## Written task
Wherever a line in the data below holds "this", copy that line.

- - - - -

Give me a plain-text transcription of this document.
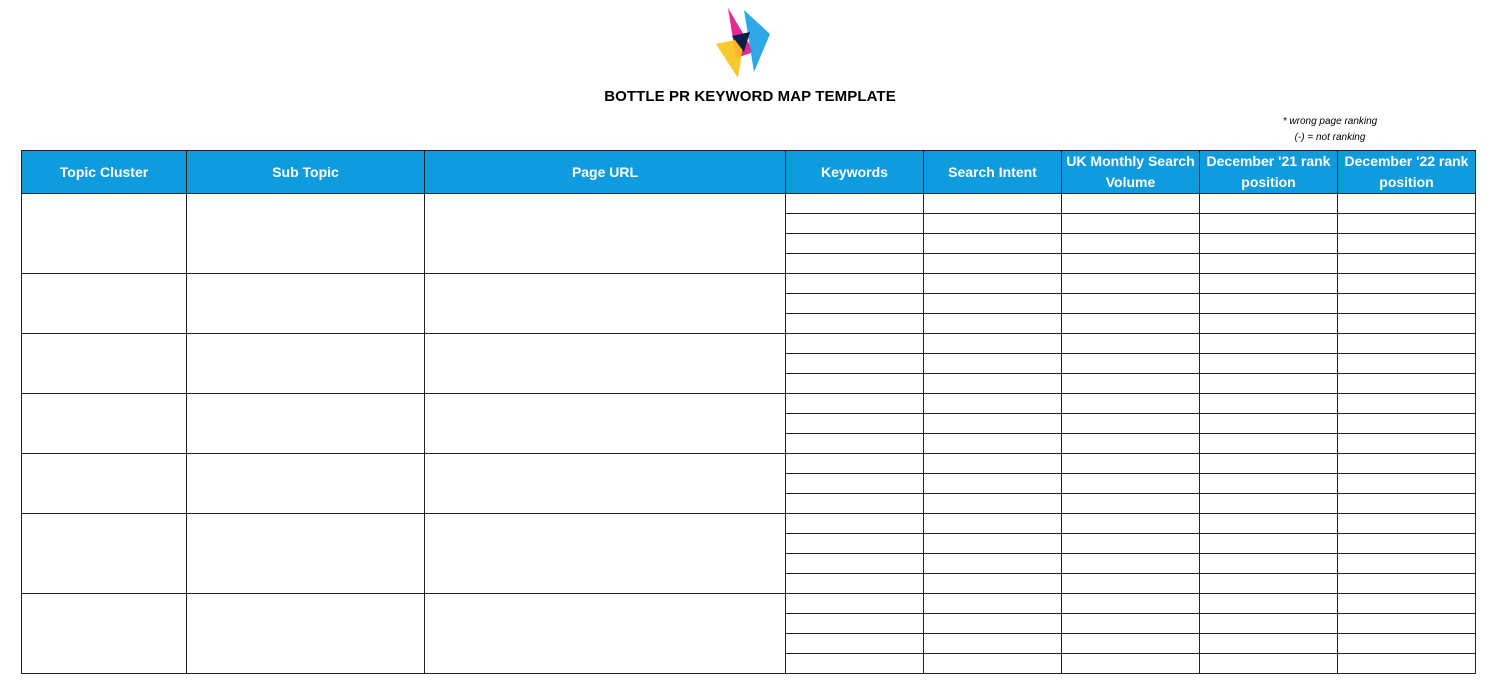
BOTTLE PR KEYWORD MAP TEMPLATE
* wrong page ranking
(-) = not ranking
Topic Cluster	Sub Topic	Page URL	Keywords	Search Intent	UK Monthly Search Volume	December '21 rank position	December '22 rank position
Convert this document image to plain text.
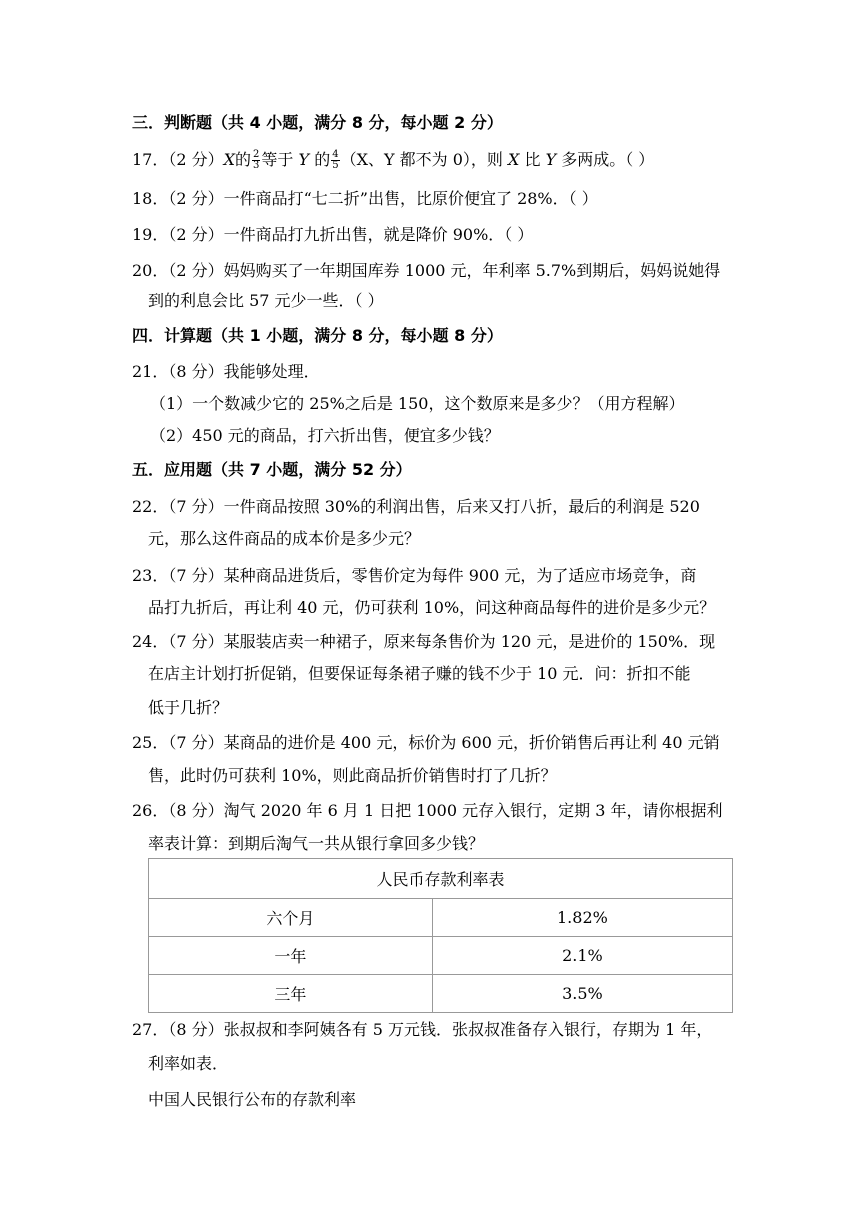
三．判断题（共 4 小题，满分 8 分，每小题 2 分）
17．（2 分）X的 $\frac{2}{3}$ 等于 Y 的 $\frac{4}{5} (X$、Y 都不为 0），则 X 比 Y 多两成。（ ）
18．（2 分）一件商品打“七二折”出售，比原价便宜了 28%．（ ）
19．（2 分）一件商品打九折出售，就是降价 90%．（ ）
20．（2 分）妈妈购买了一年期国库券 1000 元，年利率 5.7%到期后，妈妈说她得
到的利息会比 57 元少一些．（ ）
四．计算题（共 1 小题，满分 8 分，每小题 8 分）
21．（8 分）我能够处理．
（1）一个数减少它的 25%之后是 150，这个数原来是多少？（用方程解）
（2）450 元的商品，打六折出售，便宜多少钱？
五．应用题（共 7 小题，满分 52 分）
22．（7 分）一件商品按照 30%的利润出售，后来又打八折，最后的利润是 520
元，那么这件商品的成本价是多少元？
23．（7 分）某种商品进货后，零售价定为每件 900 元，为了适应市场竞争，商
品打九折后，再让利 40 元，仍可获利 10%，问这种商品每件的进价是多少元？
24．（7 分）某服装店卖一种裙子，原来每条售价为 120 元，是进价的 150%．现
在店主计划打折促销，但要保证每条裙子赚的钱不少于 10 元．问：折扣不能
低于几折？
25．（7 分）某商品的进价是 400 元，标价为 600 元，折价销售后再让利 40 元销
售，此时仍可获利 10%，则此商品折价销售时打了几折？
26．（8 分）淘气 2020 年 6 月 1 日把 1000 元存入银行，定期 3 年，请你根据利
率表计算：到期后淘气一共从银行拿回多少钱？
人民币存款利率表	
六个月	1.82%
一年	2.1%
三年	3.5%
27．（8 分）张叔叔和李阿姨各有 5 万元钱．张叔叔准备存入银行，存期为 1 年，
利率如表．
中国人民银行公布的存款利率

- - - - -

## The solution
Give me a plain-text transcription of this document.
Convert this document image to plain text.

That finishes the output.